(Stored items from a collection)
··········

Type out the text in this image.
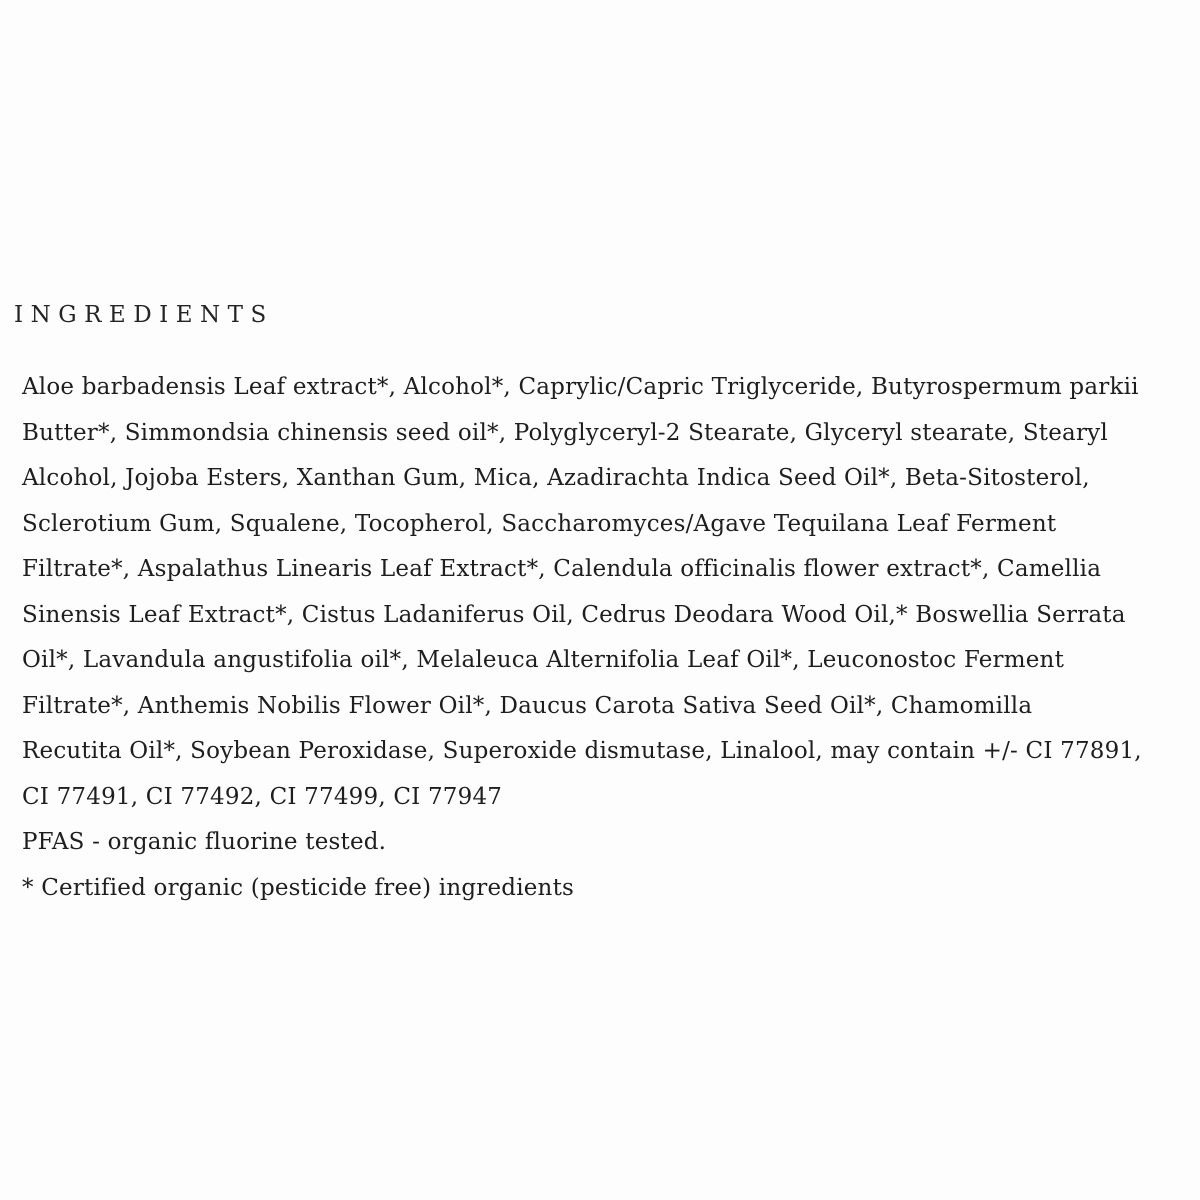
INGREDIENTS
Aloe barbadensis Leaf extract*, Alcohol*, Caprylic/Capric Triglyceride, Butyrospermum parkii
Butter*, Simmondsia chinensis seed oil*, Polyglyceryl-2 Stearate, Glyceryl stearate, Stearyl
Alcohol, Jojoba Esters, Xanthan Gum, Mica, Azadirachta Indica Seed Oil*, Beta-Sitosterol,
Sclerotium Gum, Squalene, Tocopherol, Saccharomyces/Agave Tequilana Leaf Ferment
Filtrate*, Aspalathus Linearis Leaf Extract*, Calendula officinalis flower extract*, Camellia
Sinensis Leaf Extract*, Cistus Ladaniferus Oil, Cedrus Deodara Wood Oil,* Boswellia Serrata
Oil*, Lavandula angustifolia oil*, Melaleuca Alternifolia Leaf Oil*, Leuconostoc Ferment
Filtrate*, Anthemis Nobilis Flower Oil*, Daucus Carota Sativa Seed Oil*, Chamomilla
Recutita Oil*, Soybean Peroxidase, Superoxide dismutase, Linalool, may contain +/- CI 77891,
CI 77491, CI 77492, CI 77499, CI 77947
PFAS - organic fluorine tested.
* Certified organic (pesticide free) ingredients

··········

■ Aim of the task: Repeat the entries exactly. Pictures are excluded from the copy.

■ Right answer:
Type out the text in this image.
INGREDIENTS
Aloe barbadensis Leaf extract*, Alcohol*, Caprylic/Capric Triglyceride, Butyrospermum parkii
Butter*, Simmondsia chinensis seed oil*, Polyglyceryl-2 Stearate, Glyceryl stearate, Stearyl
Alcohol, Jojoba Esters, Xanthan Gum, Mica, Azadirachta Indica Seed Oil*, Beta-Sitosterol,
Sclerotium Gum, Squalene, Tocopherol, Saccharomyces/Agave Tequilana Leaf Ferment
Filtrate*, Aspalathus Linearis Leaf Extract*, Calendula officinalis flower extract*, Camellia
Sinensis Leaf Extract*, Cistus Ladaniferus Oil, Cedrus Deodara Wood Oil,* Boswellia Serrata
Oil*, Lavandula angustifolia oil*, Melaleuca Alternifolia Leaf Oil*, Leuconostoc Ferment
Filtrate*, Anthemis Nobilis Flower Oil*, Daucus Carota Sativa Seed Oil*, Chamomilla
Recutita Oil*, Soybean Peroxidase, Superoxide dismutase, Linalool, may contain +/- CI 77891,
CI 77491, CI 77492, CI 77499, CI 77947
PFAS - organic fluorine tested.
* Certified organic (pesticide free) ingredients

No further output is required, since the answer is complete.